### Goal
Find the lines that hold "label". Report only how many there are.

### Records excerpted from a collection
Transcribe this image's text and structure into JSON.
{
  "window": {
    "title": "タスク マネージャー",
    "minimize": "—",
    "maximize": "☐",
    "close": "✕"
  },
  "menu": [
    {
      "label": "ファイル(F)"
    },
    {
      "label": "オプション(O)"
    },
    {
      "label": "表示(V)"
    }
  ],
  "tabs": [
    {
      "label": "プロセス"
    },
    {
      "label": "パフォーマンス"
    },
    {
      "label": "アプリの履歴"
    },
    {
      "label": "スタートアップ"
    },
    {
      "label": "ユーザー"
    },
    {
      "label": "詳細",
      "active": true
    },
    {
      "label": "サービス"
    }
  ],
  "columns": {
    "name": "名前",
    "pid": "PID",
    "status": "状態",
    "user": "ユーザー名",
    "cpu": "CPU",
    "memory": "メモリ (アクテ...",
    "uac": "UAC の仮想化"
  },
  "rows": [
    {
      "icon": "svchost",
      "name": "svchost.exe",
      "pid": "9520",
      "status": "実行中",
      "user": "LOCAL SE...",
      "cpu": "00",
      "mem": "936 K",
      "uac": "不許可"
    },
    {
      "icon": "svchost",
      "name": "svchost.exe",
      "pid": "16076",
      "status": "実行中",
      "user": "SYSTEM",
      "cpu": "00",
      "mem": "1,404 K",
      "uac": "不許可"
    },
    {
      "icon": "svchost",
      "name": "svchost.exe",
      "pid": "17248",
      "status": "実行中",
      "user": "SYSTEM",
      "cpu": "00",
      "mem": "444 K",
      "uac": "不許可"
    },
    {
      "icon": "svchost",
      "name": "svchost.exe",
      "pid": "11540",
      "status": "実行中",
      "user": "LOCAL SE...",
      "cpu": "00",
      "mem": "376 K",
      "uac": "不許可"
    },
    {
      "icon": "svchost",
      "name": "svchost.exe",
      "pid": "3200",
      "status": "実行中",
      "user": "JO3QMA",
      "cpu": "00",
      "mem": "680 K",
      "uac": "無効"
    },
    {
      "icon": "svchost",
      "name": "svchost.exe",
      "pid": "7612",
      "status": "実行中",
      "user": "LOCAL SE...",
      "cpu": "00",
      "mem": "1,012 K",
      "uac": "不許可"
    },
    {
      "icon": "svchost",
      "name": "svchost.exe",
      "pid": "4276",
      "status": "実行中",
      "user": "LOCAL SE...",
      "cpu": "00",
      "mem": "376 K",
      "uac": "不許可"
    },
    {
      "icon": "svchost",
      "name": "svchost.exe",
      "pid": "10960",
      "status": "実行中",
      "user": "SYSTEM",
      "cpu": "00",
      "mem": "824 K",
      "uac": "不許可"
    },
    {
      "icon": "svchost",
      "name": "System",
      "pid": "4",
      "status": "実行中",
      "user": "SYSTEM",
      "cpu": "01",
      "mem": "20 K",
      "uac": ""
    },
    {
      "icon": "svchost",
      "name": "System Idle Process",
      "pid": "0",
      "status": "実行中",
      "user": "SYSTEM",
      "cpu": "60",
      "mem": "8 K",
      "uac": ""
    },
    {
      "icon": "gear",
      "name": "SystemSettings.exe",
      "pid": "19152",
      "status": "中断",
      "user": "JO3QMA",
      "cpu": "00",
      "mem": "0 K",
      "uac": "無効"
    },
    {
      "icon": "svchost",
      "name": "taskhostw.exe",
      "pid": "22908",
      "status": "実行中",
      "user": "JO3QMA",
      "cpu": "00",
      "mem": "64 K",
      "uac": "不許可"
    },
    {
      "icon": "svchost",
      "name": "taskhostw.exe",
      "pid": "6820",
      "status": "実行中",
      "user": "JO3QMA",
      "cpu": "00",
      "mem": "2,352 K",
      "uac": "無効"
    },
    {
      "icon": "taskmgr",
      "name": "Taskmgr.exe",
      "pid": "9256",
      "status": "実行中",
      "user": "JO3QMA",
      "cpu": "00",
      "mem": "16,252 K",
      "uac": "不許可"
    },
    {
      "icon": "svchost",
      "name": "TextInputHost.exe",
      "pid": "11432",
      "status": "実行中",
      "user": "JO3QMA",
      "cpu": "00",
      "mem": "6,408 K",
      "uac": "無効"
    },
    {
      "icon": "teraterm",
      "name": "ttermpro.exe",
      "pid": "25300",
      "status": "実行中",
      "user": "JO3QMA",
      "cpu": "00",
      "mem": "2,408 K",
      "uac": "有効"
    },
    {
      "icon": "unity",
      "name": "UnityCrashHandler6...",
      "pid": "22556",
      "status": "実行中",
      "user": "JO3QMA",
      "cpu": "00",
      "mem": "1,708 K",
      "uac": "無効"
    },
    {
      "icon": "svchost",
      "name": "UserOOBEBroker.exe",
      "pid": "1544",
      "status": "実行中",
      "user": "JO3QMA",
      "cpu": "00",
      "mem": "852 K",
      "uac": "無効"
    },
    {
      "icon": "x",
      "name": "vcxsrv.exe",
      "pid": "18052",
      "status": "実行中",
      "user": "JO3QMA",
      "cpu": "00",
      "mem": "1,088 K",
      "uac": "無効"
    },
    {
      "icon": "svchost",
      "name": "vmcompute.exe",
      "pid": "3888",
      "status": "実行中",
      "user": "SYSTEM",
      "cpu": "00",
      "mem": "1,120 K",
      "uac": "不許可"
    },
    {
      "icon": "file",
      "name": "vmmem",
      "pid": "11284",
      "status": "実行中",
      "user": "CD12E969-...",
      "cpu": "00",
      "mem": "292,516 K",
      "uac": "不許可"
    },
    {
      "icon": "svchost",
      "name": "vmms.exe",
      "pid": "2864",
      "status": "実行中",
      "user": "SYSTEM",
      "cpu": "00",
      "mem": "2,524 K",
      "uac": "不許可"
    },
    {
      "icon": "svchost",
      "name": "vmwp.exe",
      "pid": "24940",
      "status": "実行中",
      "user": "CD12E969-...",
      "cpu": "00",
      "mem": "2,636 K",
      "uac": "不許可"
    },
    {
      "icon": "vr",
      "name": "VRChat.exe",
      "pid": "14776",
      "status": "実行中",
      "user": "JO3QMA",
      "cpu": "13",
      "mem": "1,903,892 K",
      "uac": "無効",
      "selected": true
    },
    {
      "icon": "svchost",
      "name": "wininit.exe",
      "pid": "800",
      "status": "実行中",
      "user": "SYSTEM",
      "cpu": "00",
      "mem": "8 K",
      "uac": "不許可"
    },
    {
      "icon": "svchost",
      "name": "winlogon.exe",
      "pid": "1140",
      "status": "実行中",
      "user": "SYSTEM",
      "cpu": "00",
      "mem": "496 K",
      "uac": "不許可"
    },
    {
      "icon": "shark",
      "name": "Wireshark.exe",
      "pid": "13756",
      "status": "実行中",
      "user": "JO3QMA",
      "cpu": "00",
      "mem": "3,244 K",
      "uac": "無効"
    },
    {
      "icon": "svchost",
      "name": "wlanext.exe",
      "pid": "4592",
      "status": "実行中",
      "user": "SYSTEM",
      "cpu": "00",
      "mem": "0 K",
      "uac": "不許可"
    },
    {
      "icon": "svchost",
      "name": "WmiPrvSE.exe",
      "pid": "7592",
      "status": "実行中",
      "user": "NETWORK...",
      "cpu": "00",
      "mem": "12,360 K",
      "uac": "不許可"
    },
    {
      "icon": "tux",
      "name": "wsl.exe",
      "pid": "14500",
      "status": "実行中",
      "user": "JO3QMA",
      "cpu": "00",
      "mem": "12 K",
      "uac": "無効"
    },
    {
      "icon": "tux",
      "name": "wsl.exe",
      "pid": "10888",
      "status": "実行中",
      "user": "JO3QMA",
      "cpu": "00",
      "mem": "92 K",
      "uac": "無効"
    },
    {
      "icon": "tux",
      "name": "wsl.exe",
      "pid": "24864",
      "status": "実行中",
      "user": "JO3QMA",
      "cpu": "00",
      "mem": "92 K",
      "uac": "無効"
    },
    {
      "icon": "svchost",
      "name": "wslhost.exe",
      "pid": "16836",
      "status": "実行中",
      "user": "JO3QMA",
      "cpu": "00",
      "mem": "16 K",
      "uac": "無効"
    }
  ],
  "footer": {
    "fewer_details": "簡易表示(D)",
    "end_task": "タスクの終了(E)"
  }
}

### Response
10